# Exercise
Copy out all the records, word for word.

[Extracted records]
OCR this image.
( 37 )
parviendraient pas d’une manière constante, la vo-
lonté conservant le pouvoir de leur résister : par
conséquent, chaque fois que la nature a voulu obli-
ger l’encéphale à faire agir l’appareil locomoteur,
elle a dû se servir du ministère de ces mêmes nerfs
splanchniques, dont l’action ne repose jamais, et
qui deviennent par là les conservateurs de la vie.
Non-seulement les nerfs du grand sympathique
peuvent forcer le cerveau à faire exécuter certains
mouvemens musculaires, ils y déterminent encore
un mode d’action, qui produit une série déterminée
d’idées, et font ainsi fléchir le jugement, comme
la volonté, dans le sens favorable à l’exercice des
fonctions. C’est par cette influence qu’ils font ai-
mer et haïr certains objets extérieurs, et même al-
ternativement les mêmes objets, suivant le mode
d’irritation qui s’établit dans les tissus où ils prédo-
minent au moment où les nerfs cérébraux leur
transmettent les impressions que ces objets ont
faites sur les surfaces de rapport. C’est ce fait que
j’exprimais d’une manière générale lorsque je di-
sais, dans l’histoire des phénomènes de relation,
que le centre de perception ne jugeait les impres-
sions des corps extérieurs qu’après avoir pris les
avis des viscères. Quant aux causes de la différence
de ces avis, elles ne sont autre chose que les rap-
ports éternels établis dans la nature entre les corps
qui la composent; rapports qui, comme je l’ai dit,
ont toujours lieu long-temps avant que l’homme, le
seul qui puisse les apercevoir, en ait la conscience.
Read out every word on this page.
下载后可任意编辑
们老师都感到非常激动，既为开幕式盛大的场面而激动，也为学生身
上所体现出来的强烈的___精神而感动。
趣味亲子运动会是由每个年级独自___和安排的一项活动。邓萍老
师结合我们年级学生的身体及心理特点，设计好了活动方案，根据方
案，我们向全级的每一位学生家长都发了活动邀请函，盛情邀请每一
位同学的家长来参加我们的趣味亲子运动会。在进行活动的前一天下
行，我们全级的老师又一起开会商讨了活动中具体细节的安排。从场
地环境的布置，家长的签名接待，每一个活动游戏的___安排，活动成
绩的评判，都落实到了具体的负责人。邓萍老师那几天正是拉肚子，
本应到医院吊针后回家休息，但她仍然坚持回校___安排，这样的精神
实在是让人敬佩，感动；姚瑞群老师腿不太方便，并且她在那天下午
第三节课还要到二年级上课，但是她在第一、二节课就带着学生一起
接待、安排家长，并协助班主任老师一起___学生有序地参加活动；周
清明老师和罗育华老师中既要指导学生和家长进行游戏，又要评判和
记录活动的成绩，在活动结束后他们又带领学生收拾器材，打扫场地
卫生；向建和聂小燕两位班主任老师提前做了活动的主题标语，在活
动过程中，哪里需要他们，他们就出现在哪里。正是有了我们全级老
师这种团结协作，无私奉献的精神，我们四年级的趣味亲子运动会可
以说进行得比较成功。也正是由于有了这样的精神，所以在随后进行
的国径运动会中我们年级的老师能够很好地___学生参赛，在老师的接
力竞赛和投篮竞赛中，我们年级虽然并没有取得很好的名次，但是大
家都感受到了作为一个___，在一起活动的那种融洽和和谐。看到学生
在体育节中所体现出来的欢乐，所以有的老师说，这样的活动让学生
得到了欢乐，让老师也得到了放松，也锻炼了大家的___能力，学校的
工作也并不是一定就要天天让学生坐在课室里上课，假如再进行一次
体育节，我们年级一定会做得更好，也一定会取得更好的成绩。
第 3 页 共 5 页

# Final answer
OCR this image.
( 37 )
parviendraient pas d’une manière constante, la vo-
lonté conservant le pouvoir de leur résister : par
conséquent, chaque fois que la nature a voulu obli-
ger l’encéphale à faire agir l’appareil locomoteur,
elle a dû se servir du ministère de ces mêmes nerfs
splanchniques, dont l’action ne repose jamais, et
qui deviennent par là les conservateurs de la vie.
Non-seulement les nerfs du grand sympathique
peuvent forcer le cerveau à faire exécuter certains
mouvemens musculaires, ils y déterminent encore
un mode d’action, qui produit une série déterminée
d’idées, et font ainsi fléchir le jugement, comme
la volonté, dans le sens favorable à l’exercice des
fonctions. C’est par cette influence qu’ils font ai-
mer et haïr certains objets extérieurs, et même al-
ternativement les mêmes objets, suivant le mode
d’irritation qui s’établit dans les tissus où ils prédo-
minent au moment où les nerfs cérébraux leur
transmettent les impressions que ces objets ont
faites sur les surfaces de rapport. C’est ce fait que
j’exprimais d’une manière générale lorsque je di-
sais, dans l’histoire des phénomènes de relation,
que le centre de perception ne jugeait les impres-
sions des corps extérieurs qu’après avoir pris les
avis des viscères. Quant aux causes de la différence
de ces avis, elles ne sont autre chose que les rap-
ports éternels établis dans la nature entre les corps
qui la composent; rapports qui, comme je l’ai dit,
ont toujours lieu long-temps avant que l’homme, le
seul qui puisse les apercevoir, en ait la conscience.
Read out every word on this page.
下载后可任意编辑
们老师都感到非常激动，既为开幕式盛大的场面而激动，也为学生身
上所体现出来的强烈的___精神而感动。
趣味亲子运动会是由每个年级独自___和安排的一项活动。邓萍老
师结合我们年级学生的身体及心理特点，设计好了活动方案，根据方
案，我们向全级的每一位学生家长都发了活动邀请函，盛情邀请每一
位同学的家长来参加我们的趣味亲子运动会。在进行活动的前一天下
行，我们全级的老师又一起开会商讨了活动中具体细节的安排。从场
地环境的布置，家长的签名接待，每一个活动游戏的___安排，活动成
绩的评判，都落实到了具体的负责人。邓萍老师那几天正是拉肚子，
本应到医院吊针后回家休息，但她仍然坚持回校___安排，这样的精神
实在是让人敬佩，感动；姚瑞群老师腿不太方便，并且她在那天下午
第三节课还要到二年级上课，但是她在第一、二节课就带着学生一起
接待、安排家长，并协助班主任老师一起___学生有序地参加活动；周
清明老师和罗育华老师中既要指导学生和家长进行游戏，又要评判和
记录活动的成绩，在活动结束后他们又带领学生收拾器材，打扫场地
卫生；向建和聂小燕两位班主任老师提前做了活动的主题标语，在活
动过程中，哪里需要他们，他们就出现在哪里。正是有了我们全级老
师这种团结协作，无私奉献的精神，我们四年级的趣味亲子运动会可
以说进行得比较成功。也正是由于有了这样的精神，所以在随后进行
的国径运动会中我们年级的老师能够很好地___学生参赛，在老师的接
力竞赛和投篮竞赛中，我们年级虽然并没有取得很好的名次，但是大
家都感受到了作为一个___，在一起活动的那种融洽和和谐。看到学生
在体育节中所体现出来的欢乐，所以有的老师说，这样的活动让学生
得到了欢乐，让老师也得到了放松，也锻炼了大家的___能力，学校的
工作也并不是一定就要天天让学生坐在课室里上课，假如再进行一次
体育节，我们年级一定会做得更好，也一定会取得更好的成绩。
第 3 页 共 5 页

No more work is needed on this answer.